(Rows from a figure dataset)

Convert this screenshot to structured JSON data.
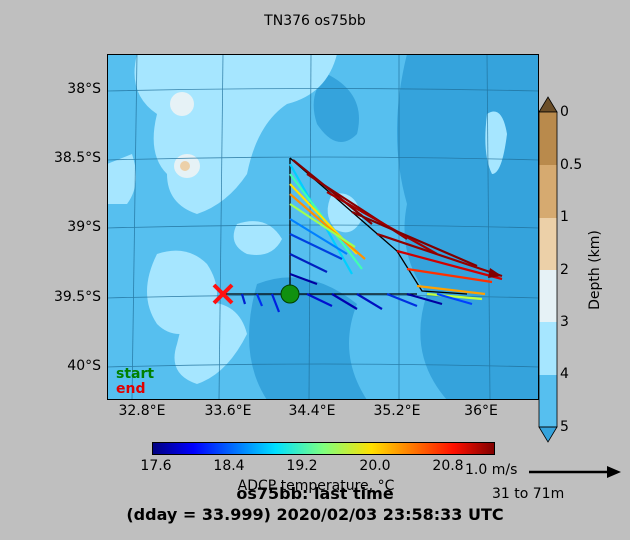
{
  "title": "TN376 os75bb",
  "map": {
    "lat_ticks": [
      "38°S",
      "38.5°S",
      "39°S",
      "39.5°S",
      "40°S"
    ],
    "lon_ticks": [
      "32.8°E",
      "33.6°E",
      "34.4°E",
      "35.2°E",
      "36°E"
    ],
    "colors": {
      "land_shallow": "#a6e6ff",
      "ocean_mid": "#56bfef",
      "ocean_deep": "#35a3dc",
      "track": "#000000"
    }
  },
  "legend": {
    "start": "start",
    "end": "end",
    "start_color": "#008000",
    "end_color": "#e00000"
  },
  "depth_bar": {
    "label": "Depth (km)",
    "ticks": [
      "0",
      "0.5",
      "1",
      "2",
      "3",
      "4",
      "5"
    ],
    "colors": [
      "#8b6a3c",
      "#b98a4c",
      "#d6aa70",
      "#ecd0a8",
      "#e6f2f6",
      "#a6e6ff",
      "#56bfef"
    ]
  },
  "temp_bar": {
    "label": "ADCP temperature, °C",
    "ticks": [
      "17.6",
      "18.4",
      "19.2",
      "20.0",
      "20.8"
    ]
  },
  "scale": {
    "speed": "1.0 m/s",
    "depth_range": "31 to 71m"
  },
  "footer": {
    "line1": "os75bb: last time",
    "line2": "(dday = 33.999) 2020/02/03 23:58:33 UTC"
  }
}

* [Problem requirements]
Out of the material above, select every line that holds the string "label".

* [Written answer]
    "label": "Depth (km)",
    "label": "ADCP temperature, °C",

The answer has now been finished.